● Material for this exercise
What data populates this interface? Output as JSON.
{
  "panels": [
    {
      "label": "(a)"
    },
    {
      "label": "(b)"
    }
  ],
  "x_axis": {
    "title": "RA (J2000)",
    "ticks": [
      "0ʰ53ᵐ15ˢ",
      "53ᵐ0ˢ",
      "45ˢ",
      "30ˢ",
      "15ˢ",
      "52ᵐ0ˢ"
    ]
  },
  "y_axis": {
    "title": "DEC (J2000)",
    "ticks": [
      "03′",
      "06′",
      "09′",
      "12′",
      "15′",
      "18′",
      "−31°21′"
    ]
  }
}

==

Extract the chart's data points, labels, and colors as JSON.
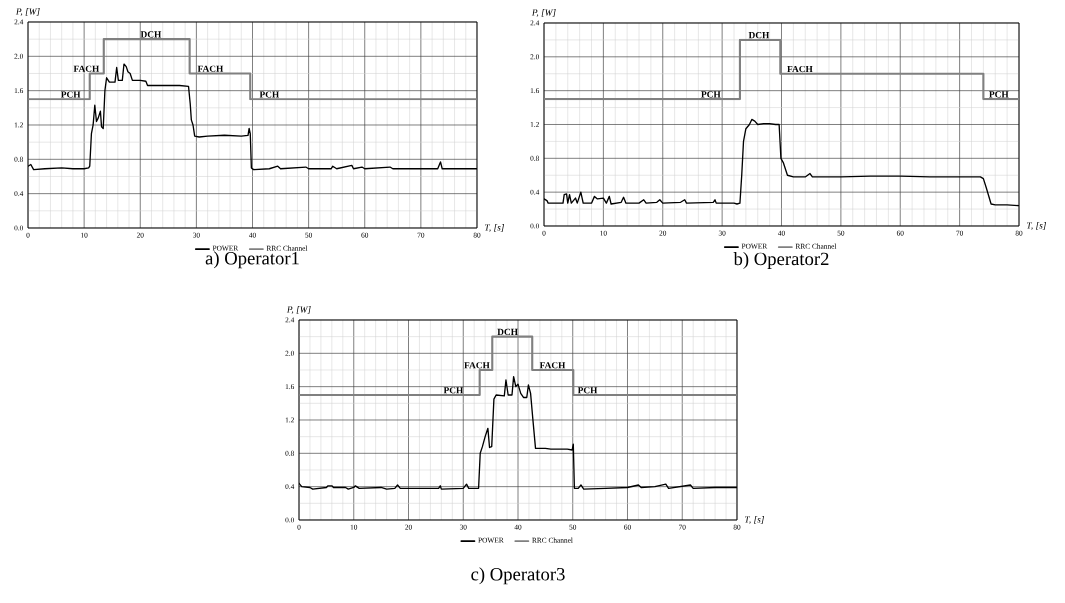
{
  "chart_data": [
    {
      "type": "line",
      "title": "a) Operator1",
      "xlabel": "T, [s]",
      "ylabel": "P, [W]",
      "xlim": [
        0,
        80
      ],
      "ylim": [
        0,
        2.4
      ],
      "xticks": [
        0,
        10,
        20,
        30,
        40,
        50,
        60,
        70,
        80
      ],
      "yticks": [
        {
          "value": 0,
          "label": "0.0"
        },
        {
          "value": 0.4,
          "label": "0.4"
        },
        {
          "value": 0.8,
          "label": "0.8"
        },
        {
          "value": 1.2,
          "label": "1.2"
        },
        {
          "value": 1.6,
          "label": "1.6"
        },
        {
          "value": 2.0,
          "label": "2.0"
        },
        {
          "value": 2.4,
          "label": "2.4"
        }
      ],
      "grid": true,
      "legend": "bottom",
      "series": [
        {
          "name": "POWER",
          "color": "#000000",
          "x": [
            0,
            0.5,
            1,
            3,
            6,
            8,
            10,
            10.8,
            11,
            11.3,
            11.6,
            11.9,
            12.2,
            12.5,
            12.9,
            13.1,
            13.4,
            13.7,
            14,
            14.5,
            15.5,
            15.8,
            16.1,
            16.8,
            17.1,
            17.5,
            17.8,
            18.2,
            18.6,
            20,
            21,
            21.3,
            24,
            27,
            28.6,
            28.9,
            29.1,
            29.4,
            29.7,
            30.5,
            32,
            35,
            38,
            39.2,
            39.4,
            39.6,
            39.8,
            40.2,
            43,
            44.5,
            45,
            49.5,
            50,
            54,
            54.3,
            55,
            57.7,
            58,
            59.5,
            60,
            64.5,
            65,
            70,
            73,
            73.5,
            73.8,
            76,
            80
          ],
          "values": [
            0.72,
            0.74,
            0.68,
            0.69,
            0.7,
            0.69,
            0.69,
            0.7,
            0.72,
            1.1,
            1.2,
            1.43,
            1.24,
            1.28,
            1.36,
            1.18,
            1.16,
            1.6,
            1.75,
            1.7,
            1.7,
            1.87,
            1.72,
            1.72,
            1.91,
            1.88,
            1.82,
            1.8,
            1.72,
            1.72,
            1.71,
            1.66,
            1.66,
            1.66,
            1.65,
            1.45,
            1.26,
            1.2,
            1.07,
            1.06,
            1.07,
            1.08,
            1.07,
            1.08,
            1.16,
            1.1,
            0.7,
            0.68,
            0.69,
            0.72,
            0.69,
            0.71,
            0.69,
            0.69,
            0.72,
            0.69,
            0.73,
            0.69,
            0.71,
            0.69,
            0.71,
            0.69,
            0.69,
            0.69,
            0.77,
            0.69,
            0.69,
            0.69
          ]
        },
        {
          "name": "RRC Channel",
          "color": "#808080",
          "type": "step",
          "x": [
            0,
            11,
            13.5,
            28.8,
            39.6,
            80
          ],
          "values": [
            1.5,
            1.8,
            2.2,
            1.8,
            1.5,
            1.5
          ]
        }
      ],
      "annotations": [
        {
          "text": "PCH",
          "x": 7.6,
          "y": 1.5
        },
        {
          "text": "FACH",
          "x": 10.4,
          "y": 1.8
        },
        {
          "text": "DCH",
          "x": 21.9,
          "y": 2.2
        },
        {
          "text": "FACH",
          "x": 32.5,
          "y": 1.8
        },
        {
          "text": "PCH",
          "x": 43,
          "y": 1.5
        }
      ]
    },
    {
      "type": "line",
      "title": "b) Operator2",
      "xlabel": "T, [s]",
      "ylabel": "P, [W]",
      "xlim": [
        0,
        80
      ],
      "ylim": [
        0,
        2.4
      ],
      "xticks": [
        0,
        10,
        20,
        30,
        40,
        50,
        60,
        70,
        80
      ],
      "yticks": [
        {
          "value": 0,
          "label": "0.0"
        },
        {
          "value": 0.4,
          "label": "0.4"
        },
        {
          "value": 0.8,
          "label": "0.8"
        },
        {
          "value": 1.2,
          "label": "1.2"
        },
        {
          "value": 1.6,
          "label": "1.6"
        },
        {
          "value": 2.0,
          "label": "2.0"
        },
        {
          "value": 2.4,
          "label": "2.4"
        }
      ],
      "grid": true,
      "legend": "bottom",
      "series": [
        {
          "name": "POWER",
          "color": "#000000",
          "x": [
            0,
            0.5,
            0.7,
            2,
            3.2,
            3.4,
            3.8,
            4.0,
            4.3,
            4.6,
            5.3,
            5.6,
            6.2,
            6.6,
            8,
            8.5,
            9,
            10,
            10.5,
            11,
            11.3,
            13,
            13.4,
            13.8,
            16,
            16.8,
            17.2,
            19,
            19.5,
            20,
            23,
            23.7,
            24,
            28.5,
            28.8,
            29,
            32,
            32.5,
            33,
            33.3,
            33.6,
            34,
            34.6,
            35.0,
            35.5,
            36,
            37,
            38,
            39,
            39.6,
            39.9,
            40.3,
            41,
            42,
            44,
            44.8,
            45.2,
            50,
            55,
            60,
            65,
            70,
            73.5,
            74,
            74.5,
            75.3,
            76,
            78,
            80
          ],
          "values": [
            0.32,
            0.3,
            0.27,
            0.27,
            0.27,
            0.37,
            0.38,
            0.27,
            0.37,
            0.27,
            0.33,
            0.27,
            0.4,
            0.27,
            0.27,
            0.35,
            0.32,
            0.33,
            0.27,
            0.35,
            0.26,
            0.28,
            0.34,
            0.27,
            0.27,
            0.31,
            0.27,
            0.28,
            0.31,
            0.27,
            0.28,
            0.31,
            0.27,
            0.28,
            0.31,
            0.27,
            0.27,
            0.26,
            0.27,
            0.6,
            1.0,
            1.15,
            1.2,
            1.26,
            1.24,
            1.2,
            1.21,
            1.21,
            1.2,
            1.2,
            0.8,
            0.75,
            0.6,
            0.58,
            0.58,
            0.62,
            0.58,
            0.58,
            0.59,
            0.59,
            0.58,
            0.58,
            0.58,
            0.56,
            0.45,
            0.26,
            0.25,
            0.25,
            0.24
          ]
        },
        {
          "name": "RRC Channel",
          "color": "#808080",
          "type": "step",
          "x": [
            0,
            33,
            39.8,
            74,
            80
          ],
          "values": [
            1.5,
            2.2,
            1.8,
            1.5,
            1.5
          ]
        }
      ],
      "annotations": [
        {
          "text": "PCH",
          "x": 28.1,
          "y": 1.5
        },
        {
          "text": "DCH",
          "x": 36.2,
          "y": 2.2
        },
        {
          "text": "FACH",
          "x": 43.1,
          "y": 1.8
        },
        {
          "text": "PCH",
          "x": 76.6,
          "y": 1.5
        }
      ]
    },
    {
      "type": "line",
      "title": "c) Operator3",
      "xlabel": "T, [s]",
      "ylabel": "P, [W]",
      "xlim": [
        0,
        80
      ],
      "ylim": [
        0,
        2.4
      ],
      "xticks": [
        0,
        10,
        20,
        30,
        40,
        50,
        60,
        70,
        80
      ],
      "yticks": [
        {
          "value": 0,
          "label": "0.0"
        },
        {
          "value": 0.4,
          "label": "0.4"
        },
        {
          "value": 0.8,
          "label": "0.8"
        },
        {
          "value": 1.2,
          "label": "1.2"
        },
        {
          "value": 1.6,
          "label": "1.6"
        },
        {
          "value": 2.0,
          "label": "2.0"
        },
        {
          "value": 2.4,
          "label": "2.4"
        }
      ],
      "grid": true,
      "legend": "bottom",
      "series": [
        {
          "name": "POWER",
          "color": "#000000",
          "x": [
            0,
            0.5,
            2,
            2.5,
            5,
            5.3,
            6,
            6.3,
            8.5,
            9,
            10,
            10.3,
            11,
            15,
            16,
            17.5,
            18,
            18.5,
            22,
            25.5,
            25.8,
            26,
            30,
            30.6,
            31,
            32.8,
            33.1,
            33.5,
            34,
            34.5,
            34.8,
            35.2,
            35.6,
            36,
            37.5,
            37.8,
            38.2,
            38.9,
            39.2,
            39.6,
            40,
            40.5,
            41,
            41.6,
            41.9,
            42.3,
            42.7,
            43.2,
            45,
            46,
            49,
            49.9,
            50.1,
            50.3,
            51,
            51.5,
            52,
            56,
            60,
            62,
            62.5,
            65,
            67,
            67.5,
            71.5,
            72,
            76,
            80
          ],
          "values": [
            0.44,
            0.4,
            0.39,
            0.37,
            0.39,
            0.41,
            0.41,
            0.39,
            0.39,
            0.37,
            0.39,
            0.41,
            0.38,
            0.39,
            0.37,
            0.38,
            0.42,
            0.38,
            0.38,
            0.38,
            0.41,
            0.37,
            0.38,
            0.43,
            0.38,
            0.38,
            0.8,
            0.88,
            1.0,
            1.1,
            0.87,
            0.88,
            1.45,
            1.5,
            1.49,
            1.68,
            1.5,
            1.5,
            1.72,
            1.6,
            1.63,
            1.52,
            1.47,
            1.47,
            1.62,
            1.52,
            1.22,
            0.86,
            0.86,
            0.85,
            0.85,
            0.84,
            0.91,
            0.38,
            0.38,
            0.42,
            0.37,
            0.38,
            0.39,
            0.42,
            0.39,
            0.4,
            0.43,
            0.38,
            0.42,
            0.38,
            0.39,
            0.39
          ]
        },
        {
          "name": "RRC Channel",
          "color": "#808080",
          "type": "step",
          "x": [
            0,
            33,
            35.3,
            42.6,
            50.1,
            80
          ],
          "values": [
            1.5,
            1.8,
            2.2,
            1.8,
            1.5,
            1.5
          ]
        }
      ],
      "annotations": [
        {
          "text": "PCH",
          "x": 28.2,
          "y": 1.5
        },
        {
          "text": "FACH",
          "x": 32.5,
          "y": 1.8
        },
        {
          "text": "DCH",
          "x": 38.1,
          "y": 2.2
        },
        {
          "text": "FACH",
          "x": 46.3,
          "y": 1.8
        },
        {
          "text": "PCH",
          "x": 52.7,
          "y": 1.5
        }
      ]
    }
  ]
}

● Set task
From the listing above, copy every line that holds the string "JSON".

● Complete response
What data populates this interface? Output as JSON.
Extract the chart's data points, labels, and colors as JSON.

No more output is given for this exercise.